* CHALLENGE: Output the line containing "Output the text content of this document." and each line after it through the end of the data, exactly as written, with pictures left out.

[Stored records]
----------------------------------------

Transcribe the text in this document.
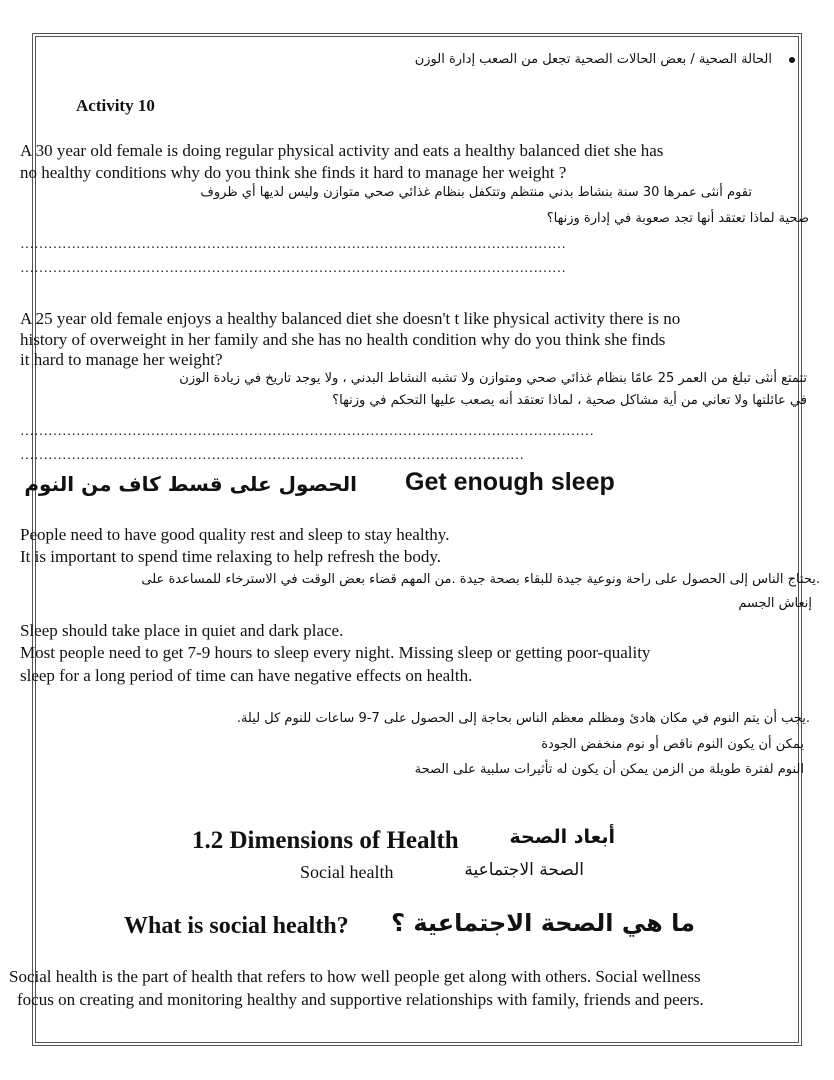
الحالة الصحية / بعض الحالات الصحية تجعل من الصعب إدارة الوزن
Activity 10
A 30 year old female is doing regular physical activity and eats a healthy balanced diet she has
no healthy conditions why do you think she finds it hard to manage her weight ?
تقوم أنثى عمرها 30 سنة بنشاط بدني منتظم وتتكفل بنظام غذائي صحي متوازن وليس لديها أي ظروف
صحية لماذا تعتقد أنها تجد صعوبة في إدارة وزنها؟
………………………………………………………………………………………………………
………………………………………………………………………………………………………
A 25 year old female enjoys a healthy balanced diet she doesn't t like physical activity there is no
history of overweight in her family and she has no health condition why do you think she finds
it hard to manage her weight?
تتمتع أنثى تبلغ من العمر 25 عامًا بنظام غذائي صحي ومتوازن ولا تشبه النشاط البدني ، ولا يوجد تاريخ في زيادة الوزن
في عائلتها ولا تعاني من أية مشاكل صحية ، لماذا تعتقد أنه يصعب عليها التحكم في وزنها؟
……………………………………………………………………………………………………………
………………………………………………………………………………………………
الحصول على قسط كاف من النوم Get enough sleep
People need to have good quality rest and sleep to stay healthy.
It is important to spend time relaxing to help refresh the body.
.يحتاج الناس إلى الحصول على راحة ونوعية جيدة للبقاء بصحة جيدة .من المهم قضاء بعض الوقت في الاسترخاء للمساعدة على
إنعاش الجسم
Sleep should take place in quiet and dark place.
Most people need to get 7-9 hours to sleep every night. Missing sleep or getting poor-quality
sleep for a long period of time can have negative effects on health.
.يجب أن يتم النوم في مكان هادئ ومظلم معظم الناس بحاجة إلى الحصول على 7-9 ساعات للنوم كل ليلة.
يمكن أن يكون النوم ناقص أو نوم منخفض الجودة
النوم لفترة طويلة من الزمن يمكن أن يكون له تأثيرات سلبية على الصحة
1.2 Dimensions of Health	أبعاد الصحة
Social health	الصحة الاجتماعية
What is social health? ما هي الصحة الاجتماعية ؟
Social health is the part of health that refers to how well people get along with others. Social wellness
focus on creating and monitoring healthy and supportive relationships with family, friends and peers.
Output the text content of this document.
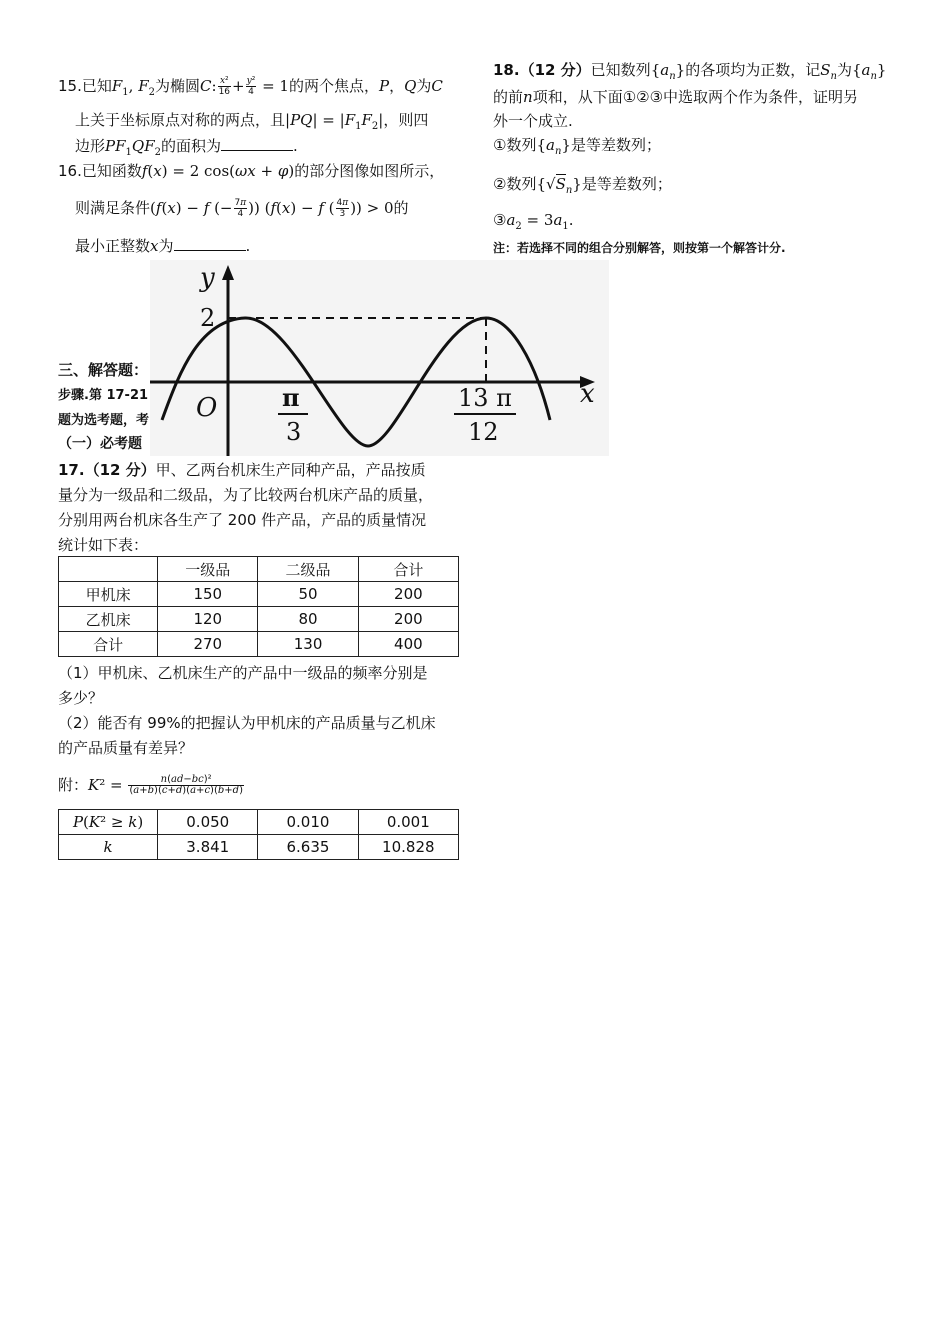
15.已知$F_1$, $F_2$为椭圆C: $\frac{\text{x²}}{16} + \frac{\text{y²}}{4} = 1$的两个焦点，P，Q为C
上关于坐标原点对称的两点，且$|PQ| = |F_1F_2|$，则四
边形$PF_1QF_2$的面积为	.
16.已知函数f(x) = 2 cos(ωx + φ)的部分图像如图所示，
则满足条件(f(x) − f (− $\frac{7\pi}{4}$ )) (f(x) − f ( $\frac{4\pi}{3}$ )) > 0的
最小正整数x为	.
三、解答题：
步骤.第 17-21
题为选考题，考
（一）必考题
y
x
O
2
π
3
13 π
12
17.（12 分）甲、乙两台机床生产同种产品，产品按质
量分为一级品和二级品，为了比较两台机床产品的质量，
分别用两台机床各生产了 200 件产品，产品的质量情况
统计如下表：
	一级品	二级品	合计
甲机床	150	50	200
乙机床	120	80	200
合计	270	130	400
（1）甲机床、乙机床生产的产品中一级品的频率分别是
多少？
（2）能否有 99%的把握认为甲机床的产品质量与乙机床
的产品质量有差异？
附：$K^2 = \frac{\text{n(ad−bc)²}}{(a+b)(c+d)(a+c)(b+d)}$
P(K² ≥ k)	0.050	0.010	0.001
k	3.841	6.635	10.828
18.（12 分）已知数列$\{a_n\}$的各项均为正数，记$S_n$为$\{a_n\}$
的前n项和，从下面①②③中选取两个作为条件，证明另
外一个成立.
①数列$\{a_n\}$是等差数列；
②数列$\{√S_n\}$是等差数列；
$③a_2 = 3a_1$.
注：若选择不同的组合分别解答，则按第一个解答计分.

----------------------------------------

* SOLVED EXERCISE:
Output the text content of this document.
15.已知$F_1$, $F_2$为椭圆C: $\frac{\text{x²}}{16} + \frac{\text{y²}}{4} = 1$的两个焦点，P，Q为C
上关于坐标原点对称的两点，且$|PQ| = |F_1F_2|$，则四
边形$PF_1QF_2$的面积为	.
16.已知函数f(x) = 2 cos(ωx + φ)的部分图像如图所示，
则满足条件(f(x) − f (− $\frac{7\pi}{4}$ )) (f(x) − f ( $\frac{4\pi}{3}$ )) > 0的
最小正整数x为	.
三、解答题：
步骤.第 17-21
题为选考题，考
（一）必考题
y
x
O
2
π
3
13 π
12
17.（12 分）甲、乙两台机床生产同种产品，产品按质
量分为一级品和二级品，为了比较两台机床产品的质量，
分别用两台机床各生产了 200 件产品，产品的质量情况
统计如下表：
	一级品	二级品	合计
甲机床	150	50	200
乙机床	120	80	200
合计	270	130	400
（1）甲机床、乙机床生产的产品中一级品的频率分别是
多少？
（2）能否有 99%的把握认为甲机床的产品质量与乙机床
的产品质量有差异？
附：$K^2 = \frac{\text{n(ad−bc)²}}{(a+b)(c+d)(a+c)(b+d)}$
P(K² ≥ k)	0.050	0.010	0.001
k	3.841	6.635	10.828
18.（12 分）已知数列$\{a_n\}$的各项均为正数，记$S_n$为$\{a_n\}$
的前n项和，从下面①②③中选取两个作为条件，证明另
外一个成立.
①数列$\{a_n\}$是等差数列；
②数列$\{√S_n\}$是等差数列；
$③a_2 = 3a_1$.
注：若选择不同的组合分别解答，则按第一个解答计分.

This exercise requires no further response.